** Begin Data lines **

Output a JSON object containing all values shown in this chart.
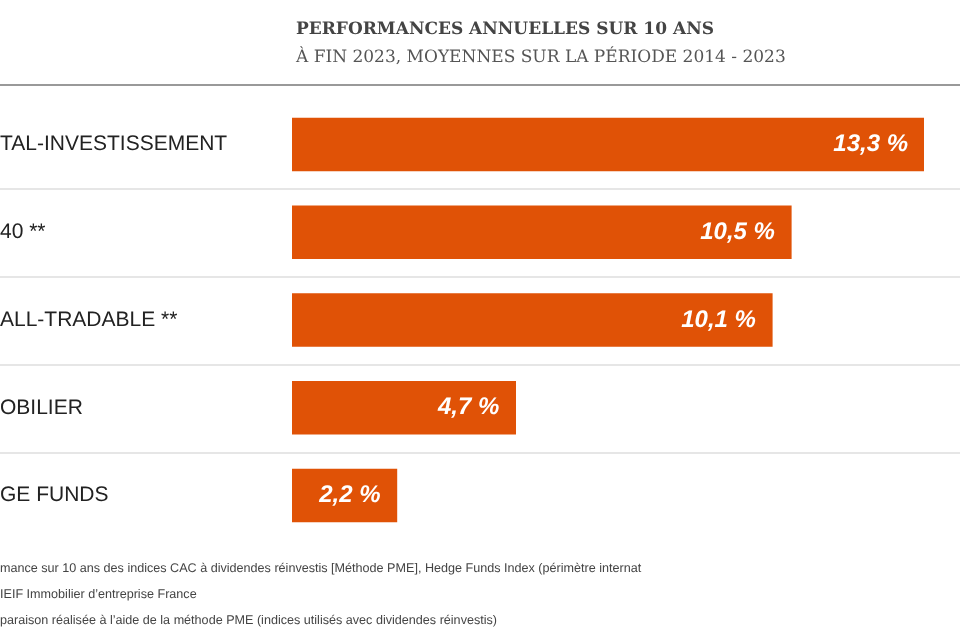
{
  "chart_data": {
    "type": "bar",
    "orientation": "horizontal",
    "title": "PERFORMANCES ANNUELLES SUR 10 ANS",
    "subtitle": "À FIN 2023,  MOYENNES SUR LA PÉRIODE 2014 - 2023",
    "categories": [
      "TAL-INVESTISSEMENT",
      "40 **",
      "ALL-TRADABLE **",
      "OBILIER",
      "GE FUNDS"
    ],
    "values": [
      13.3,
      10.5,
      10.1,
      4.7,
      2.2
    ],
    "value_labels": [
      "13,3 %",
      "10,5 %",
      "10,1 %",
      "4,7 %",
      "2,2 %"
    ],
    "color": "#e05206",
    "annotations": [
      "mance sur 10 ans des indices CAC à dividendes réinvestis [Méthode PME], Hedge Funds Index (périmètre internat",
      "IEIF Immobilier d’entreprise France",
      "paraison réalisée à l’aide de la méthode PME (indices utilisés avec dividendes réinvestis)"
    ]
  }
}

** End Data lines **

Repeat the listing in full and exactly. Leave any pictures out.

Output a JSON object containing all values shown in this chart.
{
  "chart_data": {
    "type": "bar",
    "orientation": "horizontal",
    "title": "PERFORMANCES ANNUELLES SUR 10 ANS",
    "subtitle": "À FIN 2023,  MOYENNES SUR LA PÉRIODE 2014 - 2023",
    "categories": [
      "TAL-INVESTISSEMENT",
      "40 **",
      "ALL-TRADABLE **",
      "OBILIER",
      "GE FUNDS"
    ],
    "values": [
      13.3,
      10.5,
      10.1,
      4.7,
      2.2
    ],
    "value_labels": [
      "13,3 %",
      "10,5 %",
      "10,1 %",
      "4,7 %",
      "2,2 %"
    ],
    "color": "#e05206",
    "annotations": [
      "mance sur 10 ans des indices CAC à dividendes réinvestis [Méthode PME], Hedge Funds Index (périmètre internat",
      "IEIF Immobilier d’entreprise France",
      "paraison réalisée à l’aide de la méthode PME (indices utilisés avec dividendes réinvestis)"
    ]
  }
}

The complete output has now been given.